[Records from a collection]
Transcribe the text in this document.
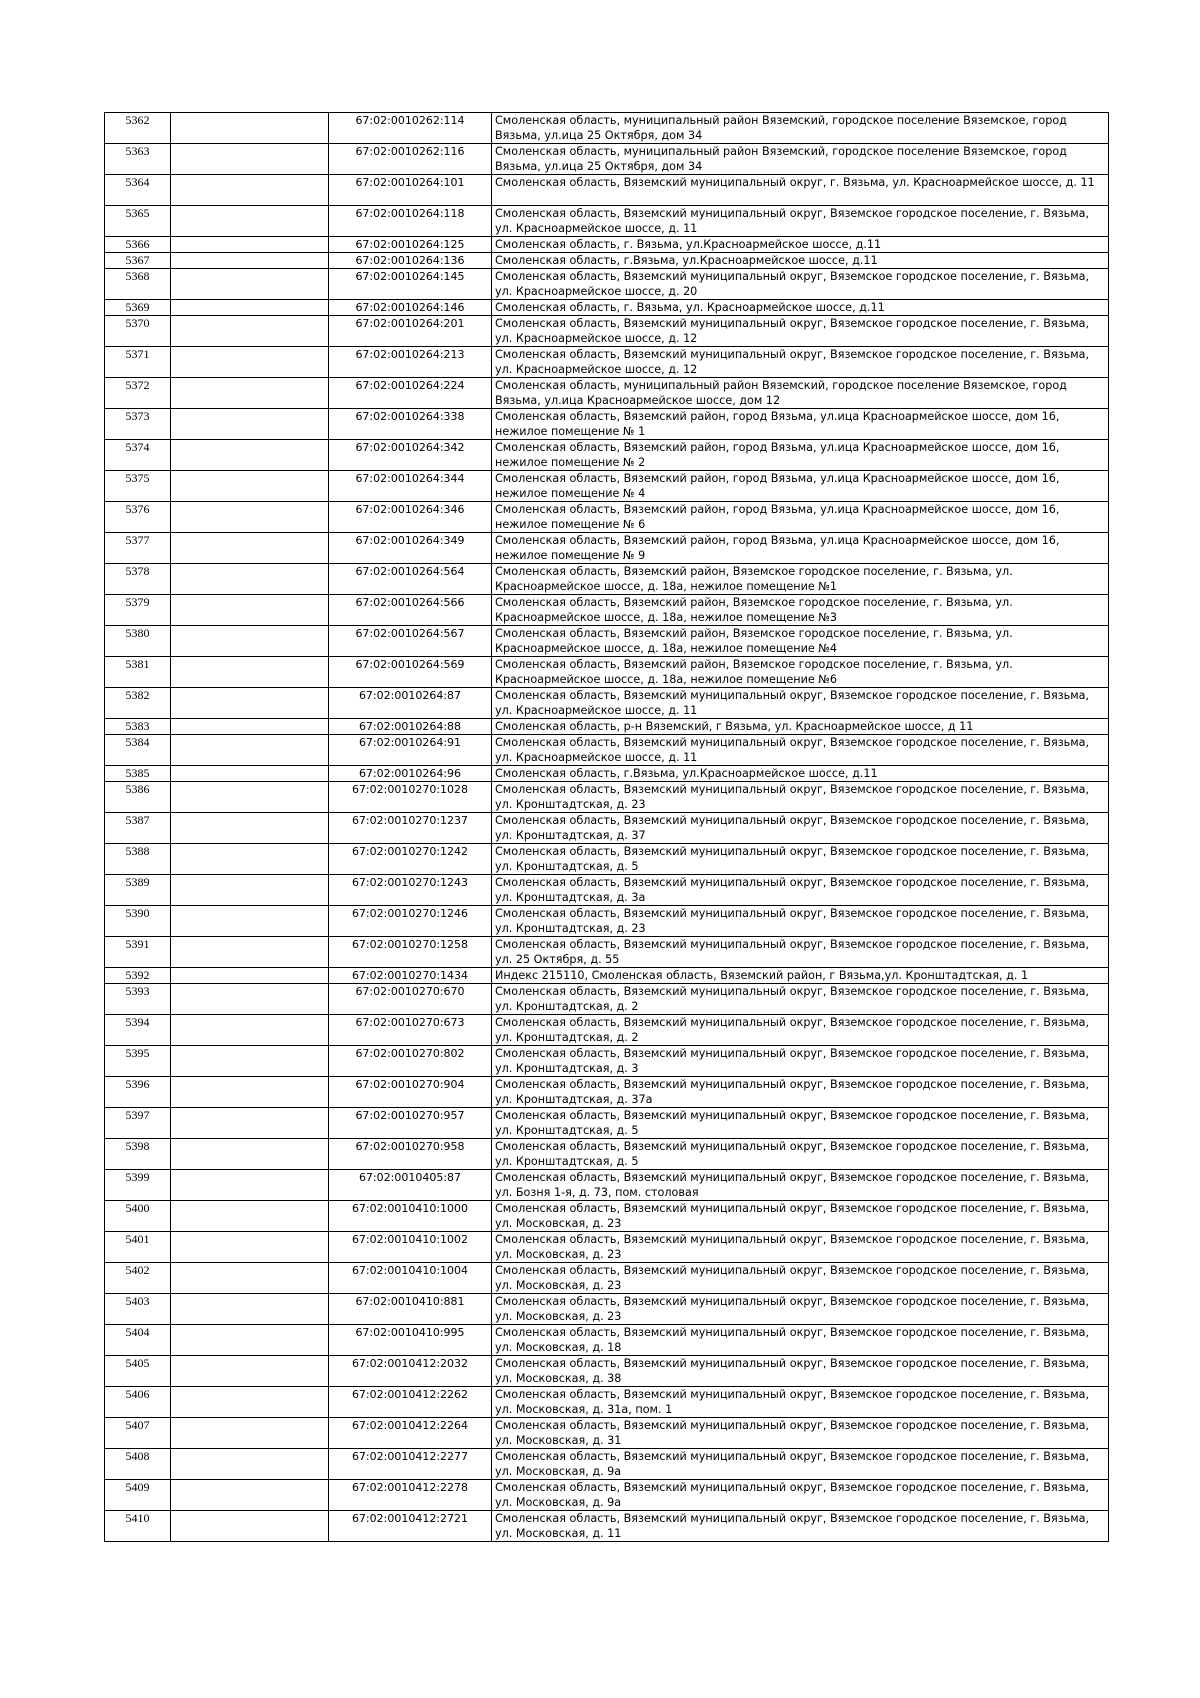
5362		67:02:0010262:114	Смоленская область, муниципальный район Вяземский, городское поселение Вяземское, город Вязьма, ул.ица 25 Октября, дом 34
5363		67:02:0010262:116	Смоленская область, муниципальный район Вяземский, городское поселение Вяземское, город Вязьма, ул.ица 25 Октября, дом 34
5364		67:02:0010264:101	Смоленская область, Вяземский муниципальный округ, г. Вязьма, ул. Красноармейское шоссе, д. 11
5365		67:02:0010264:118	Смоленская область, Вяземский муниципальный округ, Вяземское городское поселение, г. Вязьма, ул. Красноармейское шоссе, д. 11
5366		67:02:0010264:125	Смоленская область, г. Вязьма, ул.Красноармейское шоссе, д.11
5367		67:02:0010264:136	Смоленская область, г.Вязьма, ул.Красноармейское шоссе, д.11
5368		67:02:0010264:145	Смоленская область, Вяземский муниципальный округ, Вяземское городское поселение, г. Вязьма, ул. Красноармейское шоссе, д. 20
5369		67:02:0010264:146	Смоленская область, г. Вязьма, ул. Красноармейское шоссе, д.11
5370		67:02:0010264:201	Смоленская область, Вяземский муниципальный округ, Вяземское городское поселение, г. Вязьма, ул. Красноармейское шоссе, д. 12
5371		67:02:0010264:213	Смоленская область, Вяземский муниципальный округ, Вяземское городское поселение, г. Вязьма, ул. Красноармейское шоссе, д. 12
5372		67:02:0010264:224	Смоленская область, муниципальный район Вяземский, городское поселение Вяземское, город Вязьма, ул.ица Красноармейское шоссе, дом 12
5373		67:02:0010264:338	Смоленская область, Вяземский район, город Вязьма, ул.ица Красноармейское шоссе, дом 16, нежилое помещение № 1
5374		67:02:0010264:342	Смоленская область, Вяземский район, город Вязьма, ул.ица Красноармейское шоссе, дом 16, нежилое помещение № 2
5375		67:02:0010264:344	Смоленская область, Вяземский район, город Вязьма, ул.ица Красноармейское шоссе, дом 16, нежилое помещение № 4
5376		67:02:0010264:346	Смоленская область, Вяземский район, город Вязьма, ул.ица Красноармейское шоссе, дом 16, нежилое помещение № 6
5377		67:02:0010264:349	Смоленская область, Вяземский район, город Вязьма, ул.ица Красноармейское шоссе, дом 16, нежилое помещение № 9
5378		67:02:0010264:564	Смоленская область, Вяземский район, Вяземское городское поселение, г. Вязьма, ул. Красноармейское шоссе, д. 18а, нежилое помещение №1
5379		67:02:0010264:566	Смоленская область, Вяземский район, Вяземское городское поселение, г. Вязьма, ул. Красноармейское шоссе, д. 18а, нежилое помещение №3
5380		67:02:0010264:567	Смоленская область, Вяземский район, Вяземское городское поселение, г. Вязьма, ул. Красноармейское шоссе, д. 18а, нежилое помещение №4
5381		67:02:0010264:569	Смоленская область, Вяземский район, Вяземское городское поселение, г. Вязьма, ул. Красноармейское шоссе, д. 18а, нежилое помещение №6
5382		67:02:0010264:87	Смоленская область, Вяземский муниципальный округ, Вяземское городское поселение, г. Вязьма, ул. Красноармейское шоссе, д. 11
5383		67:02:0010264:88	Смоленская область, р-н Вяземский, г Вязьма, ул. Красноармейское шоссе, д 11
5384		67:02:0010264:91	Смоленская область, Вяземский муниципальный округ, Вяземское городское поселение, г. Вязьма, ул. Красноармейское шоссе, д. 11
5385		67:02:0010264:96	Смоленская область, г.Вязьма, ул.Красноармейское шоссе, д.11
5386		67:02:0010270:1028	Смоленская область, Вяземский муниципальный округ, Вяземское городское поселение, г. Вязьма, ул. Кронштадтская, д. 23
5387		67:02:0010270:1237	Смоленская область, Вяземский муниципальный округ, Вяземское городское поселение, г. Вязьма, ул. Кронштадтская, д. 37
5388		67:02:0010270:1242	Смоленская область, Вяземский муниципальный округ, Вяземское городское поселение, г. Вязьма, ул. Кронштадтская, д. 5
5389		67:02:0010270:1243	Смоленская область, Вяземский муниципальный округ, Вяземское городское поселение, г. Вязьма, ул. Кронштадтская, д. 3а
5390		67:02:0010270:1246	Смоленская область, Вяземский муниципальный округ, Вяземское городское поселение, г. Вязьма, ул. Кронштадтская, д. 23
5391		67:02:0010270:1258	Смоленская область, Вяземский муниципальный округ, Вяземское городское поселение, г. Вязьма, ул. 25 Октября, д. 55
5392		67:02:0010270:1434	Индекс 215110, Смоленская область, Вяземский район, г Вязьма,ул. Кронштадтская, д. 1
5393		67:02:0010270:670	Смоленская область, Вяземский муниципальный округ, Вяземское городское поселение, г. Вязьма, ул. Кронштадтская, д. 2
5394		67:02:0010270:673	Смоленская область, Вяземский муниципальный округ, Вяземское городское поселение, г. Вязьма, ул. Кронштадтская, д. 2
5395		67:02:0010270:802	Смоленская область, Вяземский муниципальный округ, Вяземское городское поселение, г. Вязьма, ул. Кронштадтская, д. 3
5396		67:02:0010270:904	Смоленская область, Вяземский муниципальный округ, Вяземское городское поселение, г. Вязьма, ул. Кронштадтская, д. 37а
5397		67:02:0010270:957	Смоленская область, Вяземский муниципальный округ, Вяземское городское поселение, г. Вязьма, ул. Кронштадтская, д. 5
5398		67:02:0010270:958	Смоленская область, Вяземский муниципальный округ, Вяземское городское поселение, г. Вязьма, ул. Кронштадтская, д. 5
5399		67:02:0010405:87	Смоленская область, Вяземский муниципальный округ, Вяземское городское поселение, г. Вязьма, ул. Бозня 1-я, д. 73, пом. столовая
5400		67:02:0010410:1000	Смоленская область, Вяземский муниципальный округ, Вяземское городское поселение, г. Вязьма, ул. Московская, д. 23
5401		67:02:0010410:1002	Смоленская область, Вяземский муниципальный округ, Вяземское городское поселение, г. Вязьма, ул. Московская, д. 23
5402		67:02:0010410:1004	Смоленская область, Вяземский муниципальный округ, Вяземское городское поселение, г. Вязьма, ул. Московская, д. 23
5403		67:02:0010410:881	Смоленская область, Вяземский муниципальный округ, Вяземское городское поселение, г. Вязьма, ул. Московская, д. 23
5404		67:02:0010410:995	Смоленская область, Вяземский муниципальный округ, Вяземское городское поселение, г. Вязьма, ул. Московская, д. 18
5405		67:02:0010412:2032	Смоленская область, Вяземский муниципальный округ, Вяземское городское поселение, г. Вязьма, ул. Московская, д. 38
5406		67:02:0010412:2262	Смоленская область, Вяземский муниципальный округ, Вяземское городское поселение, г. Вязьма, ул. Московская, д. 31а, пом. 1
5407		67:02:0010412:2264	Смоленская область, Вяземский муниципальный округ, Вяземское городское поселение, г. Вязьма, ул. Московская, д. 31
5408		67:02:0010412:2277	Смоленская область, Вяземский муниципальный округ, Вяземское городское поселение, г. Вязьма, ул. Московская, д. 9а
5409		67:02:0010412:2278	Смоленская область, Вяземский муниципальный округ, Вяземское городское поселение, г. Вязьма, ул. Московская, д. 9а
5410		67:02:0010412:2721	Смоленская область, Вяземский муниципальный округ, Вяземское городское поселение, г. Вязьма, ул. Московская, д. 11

> _PROBLEM TO SOLVE_:
Using the material above, retype each entry exactly and omit the pictures.

> _THE SOLUTION_:
Transcribe the text in this document.
5362		67:02:0010262:114	Смоленская область, муниципальный район Вяземский, городское поселение Вяземское, город Вязьма, ул.ица 25 Октября, дом 34
5363		67:02:0010262:116	Смоленская область, муниципальный район Вяземский, городское поселение Вяземское, город Вязьма, ул.ица 25 Октября, дом 34
5364		67:02:0010264:101	Смоленская область, Вяземский муниципальный округ, г. Вязьма, ул. Красноармейское шоссе, д. 11
5365		67:02:0010264:118	Смоленская область, Вяземский муниципальный округ, Вяземское городское поселение, г. Вязьма, ул. Красноармейское шоссе, д. 11
5366		67:02:0010264:125	Смоленская область, г. Вязьма, ул.Красноармейское шоссе, д.11
5367		67:02:0010264:136	Смоленская область, г.Вязьма, ул.Красноармейское шоссе, д.11
5368		67:02:0010264:145	Смоленская область, Вяземский муниципальный округ, Вяземское городское поселение, г. Вязьма, ул. Красноармейское шоссе, д. 20
5369		67:02:0010264:146	Смоленская область, г. Вязьма, ул. Красноармейское шоссе, д.11
5370		67:02:0010264:201	Смоленская область, Вяземский муниципальный округ, Вяземское городское поселение, г. Вязьма, ул. Красноармейское шоссе, д. 12
5371		67:02:0010264:213	Смоленская область, Вяземский муниципальный округ, Вяземское городское поселение, г. Вязьма, ул. Красноармейское шоссе, д. 12
5372		67:02:0010264:224	Смоленская область, муниципальный район Вяземский, городское поселение Вяземское, город Вязьма, ул.ица Красноармейское шоссе, дом 12
5373		67:02:0010264:338	Смоленская область, Вяземский район, город Вязьма, ул.ица Красноармейское шоссе, дом 16, нежилое помещение № 1
5374		67:02:0010264:342	Смоленская область, Вяземский район, город Вязьма, ул.ица Красноармейское шоссе, дом 16, нежилое помещение № 2
5375		67:02:0010264:344	Смоленская область, Вяземский район, город Вязьма, ул.ица Красноармейское шоссе, дом 16, нежилое помещение № 4
5376		67:02:0010264:346	Смоленская область, Вяземский район, город Вязьма, ул.ица Красноармейское шоссе, дом 16, нежилое помещение № 6
5377		67:02:0010264:349	Смоленская область, Вяземский район, город Вязьма, ул.ица Красноармейское шоссе, дом 16, нежилое помещение № 9
5378		67:02:0010264:564	Смоленская область, Вяземский район, Вяземское городское поселение, г. Вязьма, ул. Красноармейское шоссе, д. 18а, нежилое помещение №1
5379		67:02:0010264:566	Смоленская область, Вяземский район, Вяземское городское поселение, г. Вязьма, ул. Красноармейское шоссе, д. 18а, нежилое помещение №3
5380		67:02:0010264:567	Смоленская область, Вяземский район, Вяземское городское поселение, г. Вязьма, ул. Красноармейское шоссе, д. 18а, нежилое помещение №4
5381		67:02:0010264:569	Смоленская область, Вяземский район, Вяземское городское поселение, г. Вязьма, ул. Красноармейское шоссе, д. 18а, нежилое помещение №6
5382		67:02:0010264:87	Смоленская область, Вяземский муниципальный округ, Вяземское городское поселение, г. Вязьма, ул. Красноармейское шоссе, д. 11
5383		67:02:0010264:88	Смоленская область, р-н Вяземский, г Вязьма, ул. Красноармейское шоссе, д 11
5384		67:02:0010264:91	Смоленская область, Вяземский муниципальный округ, Вяземское городское поселение, г. Вязьма, ул. Красноармейское шоссе, д. 11
5385		67:02:0010264:96	Смоленская область, г.Вязьма, ул.Красноармейское шоссе, д.11
5386		67:02:0010270:1028	Смоленская область, Вяземский муниципальный округ, Вяземское городское поселение, г. Вязьма, ул. Кронштадтская, д. 23
5387		67:02:0010270:1237	Смоленская область, Вяземский муниципальный округ, Вяземское городское поселение, г. Вязьма, ул. Кронштадтская, д. 37
5388		67:02:0010270:1242	Смоленская область, Вяземский муниципальный округ, Вяземское городское поселение, г. Вязьма, ул. Кронштадтская, д. 5
5389		67:02:0010270:1243	Смоленская область, Вяземский муниципальный округ, Вяземское городское поселение, г. Вязьма, ул. Кронштадтская, д. 3а
5390		67:02:0010270:1246	Смоленская область, Вяземский муниципальный округ, Вяземское городское поселение, г. Вязьма, ул. Кронштадтская, д. 23
5391		67:02:0010270:1258	Смоленская область, Вяземский муниципальный округ, Вяземское городское поселение, г. Вязьма, ул. 25 Октября, д. 55
5392		67:02:0010270:1434	Индекс 215110, Смоленская область, Вяземский район, г Вязьма,ул. Кронштадтская, д. 1
5393		67:02:0010270:670	Смоленская область, Вяземский муниципальный округ, Вяземское городское поселение, г. Вязьма, ул. Кронштадтская, д. 2
5394		67:02:0010270:673	Смоленская область, Вяземский муниципальный округ, Вяземское городское поселение, г. Вязьма, ул. Кронштадтская, д. 2
5395		67:02:0010270:802	Смоленская область, Вяземский муниципальный округ, Вяземское городское поселение, г. Вязьма, ул. Кронштадтская, д. 3
5396		67:02:0010270:904	Смоленская область, Вяземский муниципальный округ, Вяземское городское поселение, г. Вязьма, ул. Кронштадтская, д. 37а
5397		67:02:0010270:957	Смоленская область, Вяземский муниципальный округ, Вяземское городское поселение, г. Вязьма, ул. Кронштадтская, д. 5
5398		67:02:0010270:958	Смоленская область, Вяземский муниципальный округ, Вяземское городское поселение, г. Вязьма, ул. Кронштадтская, д. 5
5399		67:02:0010405:87	Смоленская область, Вяземский муниципальный округ, Вяземское городское поселение, г. Вязьма, ул. Бозня 1-я, д. 73, пом. столовая
5400		67:02:0010410:1000	Смоленская область, Вяземский муниципальный округ, Вяземское городское поселение, г. Вязьма, ул. Московская, д. 23
5401		67:02:0010410:1002	Смоленская область, Вяземский муниципальный округ, Вяземское городское поселение, г. Вязьма, ул. Московская, д. 23
5402		67:02:0010410:1004	Смоленская область, Вяземский муниципальный округ, Вяземское городское поселение, г. Вязьма, ул. Московская, д. 23
5403		67:02:0010410:881	Смоленская область, Вяземский муниципальный округ, Вяземское городское поселение, г. Вязьма, ул. Московская, д. 23
5404		67:02:0010410:995	Смоленская область, Вяземский муниципальный округ, Вяземское городское поселение, г. Вязьма, ул. Московская, д. 18
5405		67:02:0010412:2032	Смоленская область, Вяземский муниципальный округ, Вяземское городское поселение, г. Вязьма, ул. Московская, д. 38
5406		67:02:0010412:2262	Смоленская область, Вяземский муниципальный округ, Вяземское городское поселение, г. Вязьма, ул. Московская, д. 31а, пом. 1
5407		67:02:0010412:2264	Смоленская область, Вяземский муниципальный округ, Вяземское городское поселение, г. Вязьма, ул. Московская, д. 31
5408		67:02:0010412:2277	Смоленская область, Вяземский муниципальный округ, Вяземское городское поселение, г. Вязьма, ул. Московская, д. 9а
5409		67:02:0010412:2278	Смоленская область, Вяземский муниципальный округ, Вяземское городское поселение, г. Вязьма, ул. Московская, д. 9а
5410		67:02:0010412:2721	Смоленская область, Вяземский муниципальный округ, Вяземское городское поселение, г. Вязьма, ул. Московская, д. 11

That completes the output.